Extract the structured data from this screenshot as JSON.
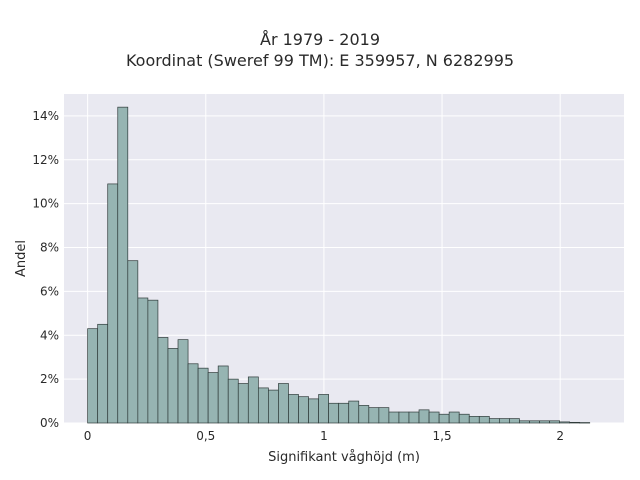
{
  "title_line1": "År 1979 - 2019",
  "title_line2": "Koordinat (Sweref 99 TM): E 359957, N 6282995",
  "chart_data": {
    "type": "bar",
    "xlabel": "Signifikant våghöjd (m)",
    "ylabel": "Andel",
    "xlim": [
      -0.1,
      2.27
    ],
    "ylim": [
      0,
      0.15
    ],
    "bin_width": 0.0425,
    "bin_start": 0.0,
    "x_ticks": [
      {
        "value": 0,
        "label": "0"
      },
      {
        "value": 0.5,
        "label": "0,5"
      },
      {
        "value": 1,
        "label": "1"
      },
      {
        "value": 1.5,
        "label": "1,5"
      },
      {
        "value": 2,
        "label": "2"
      }
    ],
    "y_ticks": [
      {
        "value": 0,
        "label": "0%"
      },
      {
        "value": 0.02,
        "label": "2%"
      },
      {
        "value": 0.04,
        "label": "4%"
      },
      {
        "value": 0.06,
        "label": "6%"
      },
      {
        "value": 0.08,
        "label": "8%"
      },
      {
        "value": 0.1,
        "label": "10%"
      },
      {
        "value": 0.12,
        "label": "12%"
      },
      {
        "value": 0.14,
        "label": "14%"
      }
    ],
    "values": [
      0.043,
      0.045,
      0.109,
      0.144,
      0.074,
      0.057,
      0.056,
      0.039,
      0.034,
      0.038,
      0.027,
      0.025,
      0.023,
      0.026,
      0.02,
      0.018,
      0.021,
      0.016,
      0.015,
      0.018,
      0.013,
      0.012,
      0.011,
      0.013,
      0.009,
      0.009,
      0.01,
      0.008,
      0.007,
      0.007,
      0.005,
      0.005,
      0.005,
      0.006,
      0.005,
      0.004,
      0.005,
      0.004,
      0.003,
      0.003,
      0.002,
      0.002,
      0.002,
      0.001,
      0.001,
      0.001,
      0.001,
      0.0005,
      0.0003,
      0.0002
    ],
    "grid": true,
    "colors": {
      "bar_fill": "#96b4b2",
      "bar_stroke": "#2f3b3a",
      "plot_bg": "#e9e9f1",
      "grid": "#ffffff"
    }
  }
}
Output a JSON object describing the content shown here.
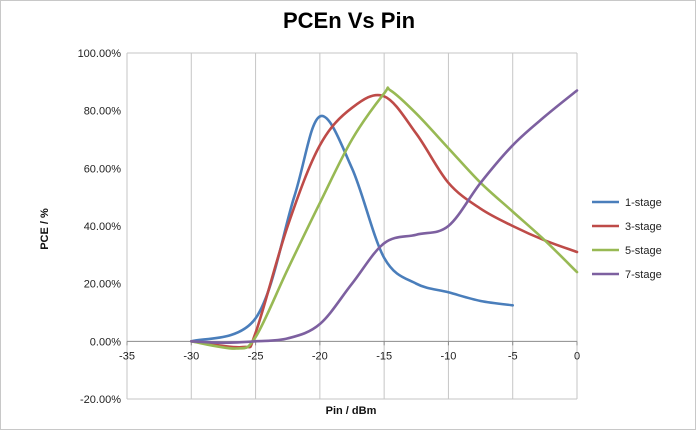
{
  "chart_data": {
    "type": "line",
    "title": "PCEn Vs Pin",
    "xlabel": "Pin / dBm",
    "ylabel": "PCE / %",
    "xlim": [
      -35,
      0
    ],
    "ylim": [
      -20,
      100
    ],
    "x_ticks": [
      "-35",
      "-30",
      "-25",
      "-20",
      "-15",
      "-10",
      "-5",
      "0"
    ],
    "y_ticks": [
      "-20.00%",
      "0.00%",
      "20.00%",
      "40.00%",
      "60.00%",
      "80.00%",
      "100.00%"
    ],
    "grid": "vertical gridlines",
    "legend_position": "right",
    "series": [
      {
        "name": "1-stage",
        "color": "#4a7ebb",
        "x": [
          -30,
          -25,
          -22,
          -20,
          -17.5,
          -15,
          -12.5,
          -10,
          -7.5,
          -5
        ],
        "y": [
          0,
          8,
          50,
          78,
          60,
          29,
          20,
          17,
          14,
          12.5
        ]
      },
      {
        "name": "3-stage",
        "color": "#be4b48",
        "x": [
          -30,
          -26,
          -25,
          -22.5,
          -20,
          -17.5,
          -15,
          -12.5,
          -10,
          -7.5,
          -5,
          -2.5,
          0
        ],
        "y": [
          0,
          -2,
          3,
          40,
          68,
          81,
          85,
          72,
          55,
          46,
          40,
          35,
          31
        ]
      },
      {
        "name": "5-stage",
        "color": "#98b954",
        "x": [
          -30,
          -26.5,
          -25,
          -22.5,
          -20,
          -17.5,
          -15,
          -14.5,
          -12.5,
          -10,
          -7.5,
          -5,
          -2.5,
          0
        ],
        "y": [
          0,
          -2.5,
          1.5,
          25,
          48,
          70,
          86,
          87,
          79,
          67,
          55,
          45,
          35,
          24
        ]
      },
      {
        "name": "7-stage",
        "color": "#7d60a0",
        "x": [
          -30,
          -27.5,
          -25,
          -22.5,
          -20,
          -17.5,
          -15,
          -12.5,
          -10,
          -7.5,
          -5,
          -2.5,
          0
        ],
        "y": [
          0,
          -0.5,
          0,
          1,
          6,
          20,
          34,
          37,
          40,
          55,
          68,
          78,
          87
        ]
      }
    ]
  }
}
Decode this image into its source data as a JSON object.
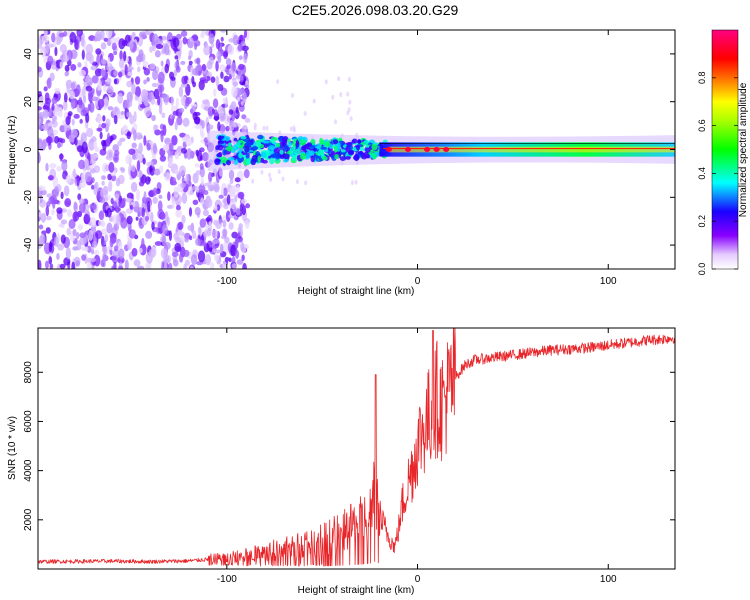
{
  "title": "C2E5.2026.098.03.20.G29",
  "colors": {
    "snr_line": "#e8262a",
    "frame": "#000000"
  },
  "chart_data": [
    {
      "type": "heatmap",
      "name": "spectrogram",
      "xlabel": "Height of straight line (km)",
      "ylabel": "Frequency (Hz)",
      "xlim": [
        -199,
        135
      ],
      "ylim": [
        -50,
        50
      ],
      "xticks": [
        -100,
        0,
        100
      ],
      "xtick_labels": [
        "-100",
        "0",
        "100"
      ],
      "yticks": [
        -40,
        -20,
        0,
        20,
        40
      ],
      "ytick_labels": [
        "-40",
        "-20",
        "0",
        "20",
        "40"
      ],
      "description_points": {
        "noise_region_x": [
          -199,
          -95
        ],
        "band_center_hz": 0,
        "band_strong_start_x": -20
      },
      "colorbar": {
        "label": "Normalized spectral amplitude",
        "range": [
          0,
          1
        ],
        "ticks": [
          0.0,
          0.2,
          0.4,
          0.6,
          0.8
        ],
        "tick_labels": [
          "0.0",
          "0.2",
          "0.4",
          "0.6",
          "0.8"
        ],
        "colormap": [
          "#ffffff",
          "#e3c9ff",
          "#8800ff",
          "#0000ff",
          "#00ffff",
          "#00ff00",
          "#ffff00",
          "#ff8800",
          "#ff0000",
          "#ff0088"
        ]
      }
    },
    {
      "type": "line",
      "name": "snr",
      "xlabel": "Height of straight line (km)",
      "ylabel": "SNR (10 * v/v)",
      "xlim": [
        -199,
        135
      ],
      "ylim": [
        0,
        9800
      ],
      "xticks": [
        -100,
        0,
        100
      ],
      "xtick_labels": [
        "-100",
        "0",
        "100"
      ],
      "yticks": [
        2000,
        4000,
        6000,
        8000
      ],
      "ytick_labels": [
        "2000",
        "4000",
        "6000",
        "8000"
      ],
      "x": [
        -199,
        -180,
        -160,
        -140,
        -120,
        -100,
        -90,
        -80,
        -70,
        -60,
        -50,
        -45,
        -40,
        -35,
        -30,
        -25,
        -22,
        -20,
        -18,
        -15,
        -12,
        -10,
        -8,
        -5,
        -2,
        0,
        2,
        5,
        8,
        10,
        12,
        15,
        20,
        25,
        30,
        40,
        50,
        60,
        70,
        80,
        90,
        100,
        110,
        120,
        135
      ],
      "y": [
        300,
        310,
        320,
        300,
        330,
        450,
        550,
        700,
        850,
        1000,
        1200,
        1350,
        1500,
        1700,
        1900,
        2300,
        3200,
        2200,
        1800,
        1300,
        900,
        1600,
        2600,
        3500,
        4300,
        5100,
        5500,
        6000,
        6400,
        7000,
        6600,
        7000,
        7800,
        8300,
        8500,
        8600,
        8700,
        8800,
        8900,
        8950,
        9000,
        9100,
        9200,
        9300,
        9400
      ],
      "peaks": [
        {
          "x": -22,
          "y": 7900
        },
        {
          "x": 8,
          "y": 9700
        }
      ]
    }
  ]
}
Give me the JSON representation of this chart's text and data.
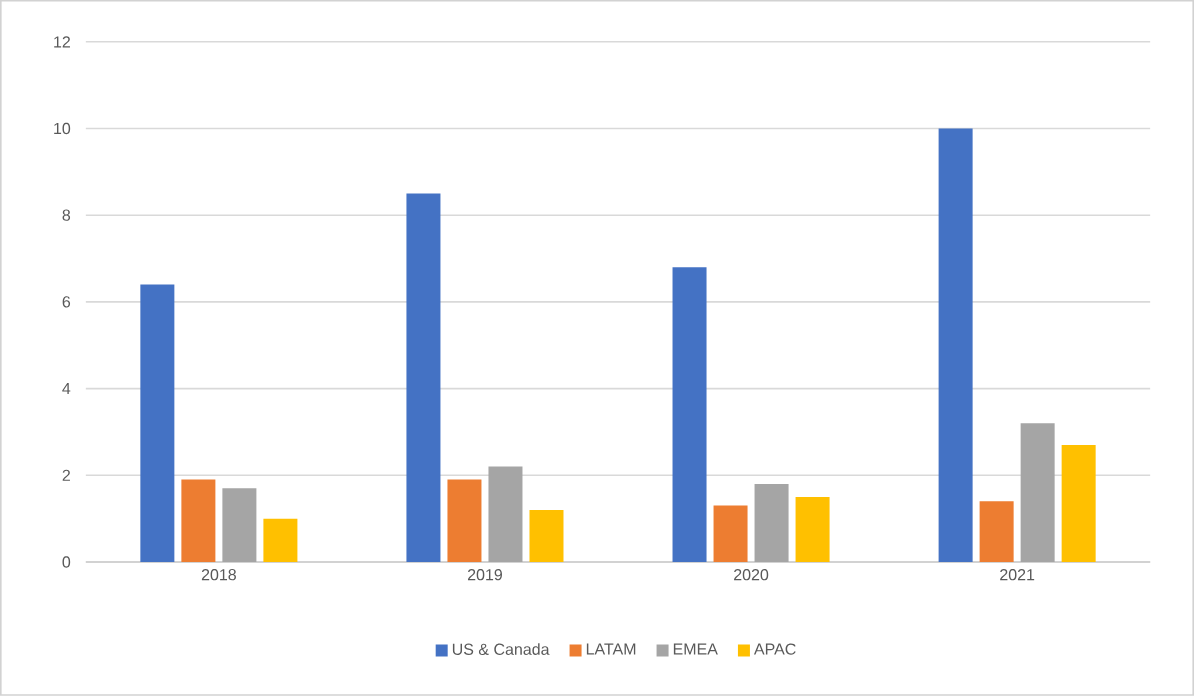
{
  "chart_data": {
    "type": "bar",
    "categories": [
      "2018",
      "2019",
      "2020",
      "2021"
    ],
    "series": [
      {
        "name": "US & Canada",
        "color": "#4472c4",
        "values": [
          6.4,
          8.5,
          6.8,
          10.0
        ]
      },
      {
        "name": "LATAM",
        "color": "#ed7d31",
        "values": [
          1.9,
          1.9,
          1.3,
          1.4
        ]
      },
      {
        "name": "EMEA",
        "color": "#a5a5a5",
        "values": [
          1.7,
          2.2,
          1.8,
          3.2
        ]
      },
      {
        "name": "APAC",
        "color": "#ffc000",
        "values": [
          1.0,
          1.2,
          1.5,
          2.7
        ]
      }
    ],
    "ylim": [
      0,
      12
    ],
    "yticks": [
      0,
      2,
      4,
      6,
      8,
      10,
      12
    ],
    "grid": "y",
    "legend": "bottom"
  }
}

=======

- _Task_:
Say how many lines include the word "grid"; reply with the number alone.

- _Result_:
4